Work required. Reproduce every line of the material below word for word, leaving out the pictures.

Stored dataset items.
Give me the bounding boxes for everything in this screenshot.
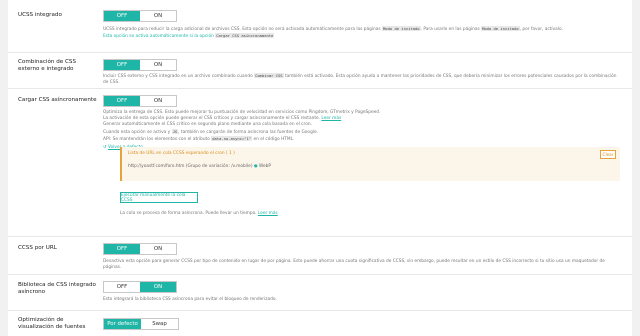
toggle-swap[interactable]: Swap (141, 319, 178, 329)
clear-queue-button[interactable]: Clear (600, 150, 616, 159)
toggle-off[interactable]: OFF (104, 11, 140, 21)
code-load-css-async: Cargar CSS asíncronamente (215, 33, 275, 39)
settings-panel: UCSS integrado OFF ON UCSS integrado par… (8, 0, 632, 336)
desc-line: Cuando esta opción se activa y JS, tambi… (103, 128, 618, 136)
setting-row-ucss: UCSS integrado OFF ON UCSS integrado par… (8, 0, 632, 44)
toggle-off[interactable]: OFF (104, 96, 140, 106)
setting-description: Incluir CSS externo y CSS integrado en u… (103, 73, 618, 86)
setting-description: Esto integrará la biblioteca CSS asíncro… (103, 297, 277, 302)
read-more-link[interactable]: Leer más (321, 116, 341, 121)
code-combine-css: Combinar CSS (254, 73, 284, 78)
setting-row-inline-css-lib: Biblioteca de CSS integrado asíncrono OF… (8, 274, 632, 310)
desc-line: API: Se mantendrán los elementos con el … (103, 135, 618, 143)
setting-label: CCSS por URL (18, 245, 57, 251)
toggle-on[interactable]: ON (140, 96, 176, 106)
queue-url: http://yoastf.com/foro.htm (Grupo de var… (128, 164, 254, 169)
auto-enable-note: Esta opción se activa automáticamente si… (103, 34, 214, 40)
setting-label: Optimización de visualización de fuentes (18, 317, 86, 330)
code-guest-mode: Modo de invitado (481, 26, 520, 31)
ucss-toggle[interactable]: OFF ON (103, 10, 177, 22)
desc-text: , también se cargarán de forma asíncrona… (178, 129, 318, 135)
toggle-off[interactable]: OFF (104, 60, 140, 70)
read-more-link[interactable]: Leer más (258, 211, 278, 216)
setting-label: Biblioteca de CSS integrado asíncrono (18, 282, 96, 295)
toggle-off[interactable]: OFF (104, 282, 140, 292)
desc-text: La cola se procesa de forma asíncrona. P… (120, 211, 257, 216)
setting-row-font-display: Optimización de visualización de fuentes… (8, 310, 632, 336)
desc-text: Cuando esta opción se activa y (103, 129, 171, 135)
setting-description: Optimiza la entrega de CSS. Esto puede m… (103, 110, 618, 151)
webp-label: WebP (257, 164, 271, 169)
setting-row-ccss-per-url: CCSS por URL OFF ON Desactiva esta opció… (8, 236, 632, 272)
setting-row-combine-css: Combinación de CSS externo e integrado O… (8, 52, 632, 85)
desc-text: UCSS integrado para reducir la carga adi… (103, 27, 383, 32)
toggle-on[interactable]: ON (140, 11, 176, 21)
toggle-off[interactable]: OFF (104, 244, 140, 254)
queue-footnote: La cola se procesa de forma asíncrona. P… (120, 211, 635, 217)
desc-text: en el código HTML. (253, 136, 295, 142)
setting-label: Cargar CSS asíncronamente (18, 97, 97, 103)
queue-title: Lista de URL en cola CCSS esperando el c… (128, 151, 235, 156)
font-display-toggle[interactable]: Por defecto Swap (103, 318, 179, 330)
code-guest-mode: Modo de invitado (382, 26, 421, 31)
code-no-async: data-no-async="1" (211, 135, 253, 141)
setting-description: UCSS integrado para reducir la carga adi… (103, 26, 618, 40)
toggle-on[interactable]: ON (140, 282, 176, 292)
run-ccss-queue-button[interactable]: Ejecutar manualmente la cola CCSS (120, 192, 198, 203)
desc-text: API: Se mantendrán los elementos con el … (103, 136, 210, 142)
toggle-on[interactable]: ON (140, 244, 176, 254)
ccss-queue-notice: Lista de URL en cola CCSS esperando el c… (120, 147, 620, 181)
setting-label: Combinación de CSS externo e integrado (18, 59, 77, 72)
desc-text: , por favor, actívalo. (519, 27, 563, 32)
combine-css-toggle[interactable]: OFF ON (103, 59, 177, 71)
desc-text: . Para usarlo en las páginas (420, 27, 482, 32)
setting-row-async-css: Cargar CSS asíncronamente OFF ON Optimiz… (8, 88, 632, 234)
ccss-per-url-toggle[interactable]: OFF ON (103, 243, 177, 255)
toggle-default[interactable]: Por defecto (104, 319, 141, 329)
queue-entry: http://yoastf.com/foro.htm (Grupo de var… (128, 164, 271, 169)
desc-text: Incluir CSS externo y CSS integrado en u… (103, 74, 253, 79)
inline-css-lib-toggle[interactable]: OFF ON (103, 281, 177, 293)
toggle-on[interactable]: ON (140, 60, 176, 70)
desc-text: La activación de esta opción puede gener… (103, 116, 322, 122)
setting-description: Desactiva esta opción para generar CCSS … (103, 259, 605, 271)
async-css-toggle[interactable]: OFF ON (103, 95, 177, 107)
revert-icon: ↺ (103, 145, 107, 151)
setting-label: UCSS integrado (18, 12, 62, 18)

The response.
Give me the bounding boxes for everything in this screenshot.
toggle-swap[interactable]: Swap (141, 319, 178, 329)
clear-queue-button[interactable]: Clear (600, 150, 616, 159)
toggle-off[interactable]: OFF (104, 11, 140, 21)
code-load-css-async: Cargar CSS asíncronamente (215, 33, 275, 39)
settings-panel: UCSS integrado OFF ON UCSS integrado par… (8, 0, 632, 336)
desc-line: Cuando esta opción se activa y JS, tambi… (103, 128, 618, 136)
setting-row-ucss: UCSS integrado OFF ON UCSS integrado par… (8, 0, 632, 44)
toggle-off[interactable]: OFF (104, 96, 140, 106)
setting-description: Incluir CSS externo y CSS integrado en u… (103, 73, 618, 86)
setting-description: Esto integrará la biblioteca CSS asíncro… (103, 297, 277, 302)
read-more-link[interactable]: Leer más (321, 116, 341, 121)
code-combine-css: Combinar CSS (254, 73, 284, 78)
setting-row-inline-css-lib: Biblioteca de CSS integrado asíncrono OF… (8, 274, 632, 310)
desc-line: API: Se mantendrán los elementos con el … (103, 135, 618, 143)
setting-label: CCSS por URL (18, 245, 57, 251)
toggle-on[interactable]: ON (140, 96, 176, 106)
queue-url: http://yoastf.com/foro.htm (Grupo de var… (128, 164, 254, 169)
auto-enable-note: Esta opción se activa automáticamente si… (103, 34, 214, 40)
setting-label: Optimización de visualización de fuentes (18, 317, 86, 330)
code-guest-mode: Modo de invitado (481, 26, 520, 31)
ucss-toggle[interactable]: OFF ON (103, 10, 177, 22)
desc-text: , también se cargarán de forma asíncrona… (178, 129, 318, 135)
toggle-off[interactable]: OFF (104, 60, 140, 70)
read-more-link[interactable]: Leer más (258, 211, 278, 216)
setting-label: Biblioteca de CSS integrado asíncrono (18, 282, 96, 295)
toggle-off[interactable]: OFF (104, 282, 140, 292)
desc-text: La cola se procesa de forma asíncrona. P… (120, 211, 257, 216)
setting-row-font-display: Optimización de visualización de fuentes… (8, 310, 632, 336)
desc-text: Cuando esta opción se activa y (103, 129, 171, 135)
setting-description: Optimiza la entrega de CSS. Esto puede m… (103, 110, 618, 151)
webp-label: WebP (257, 164, 271, 169)
setting-row-ccss-per-url: CCSS por URL OFF ON Desactiva esta opció… (8, 236, 632, 272)
setting-row-combine-css: Combinación de CSS externo e integrado O… (8, 52, 632, 85)
desc-text: UCSS integrado para reducir la carga adi… (103, 27, 383, 32)
toggle-on[interactable]: ON (140, 11, 176, 21)
toggle-off[interactable]: OFF (104, 244, 140, 254)
queue-footnote: La cola se procesa de forma asíncrona. P… (120, 211, 635, 217)
desc-text: en el código HTML. (253, 136, 295, 142)
setting-label: Cargar CSS asíncronamente (18, 97, 97, 103)
queue-title: Lista de URL en cola CCSS esperando el c… (128, 151, 235, 156)
font-display-toggle[interactable]: Por defecto Swap (103, 318, 179, 330)
code-guest-mode: Modo de invitado (382, 26, 421, 31)
code-no-async: data-no-async="1" (211, 135, 253, 141)
setting-description: UCSS integrado para reducir la carga adi… (103, 26, 618, 40)
toggle-on[interactable]: ON (140, 282, 176, 292)
run-ccss-queue-button[interactable]: Ejecutar manualmente la cola CCSS (120, 192, 198, 203)
desc-text: API: Se mantendrán los elementos con el … (103, 136, 210, 142)
toggle-on[interactable]: ON (140, 244, 176, 254)
ccss-queue-notice: Lista de URL en cola CCSS esperando el c… (120, 147, 620, 181)
setting-label: Combinación de CSS externo e integrado (18, 59, 77, 72)
desc-text: , por favor, actívalo. (519, 27, 563, 32)
combine-css-toggle[interactable]: OFF ON (103, 59, 177, 71)
desc-text: . Para usarlo en las páginas (420, 27, 482, 32)
setting-row-async-css: Cargar CSS asíncronamente OFF ON Optimiz… (8, 88, 632, 234)
ccss-per-url-toggle[interactable]: OFF ON (103, 243, 177, 255)
toggle-default[interactable]: Por defecto (104, 319, 141, 329)
queue-entry: http://yoastf.com/foro.htm (Grupo de var… (128, 164, 271, 169)
desc-text: Incluir CSS externo y CSS integrado en u… (103, 74, 253, 79)
inline-css-lib-toggle[interactable]: OFF ON (103, 281, 177, 293)
toggle-on[interactable]: ON (140, 60, 176, 70)
desc-text: La activación de esta opción puede gener… (103, 116, 322, 122)
setting-description: Desactiva esta opción para generar CCSS … (103, 259, 605, 271)
async-css-toggle[interactable]: OFF ON (103, 95, 177, 107)
revert-icon: ↺ (103, 145, 107, 151)
setting-label: UCSS integrado (18, 12, 62, 18)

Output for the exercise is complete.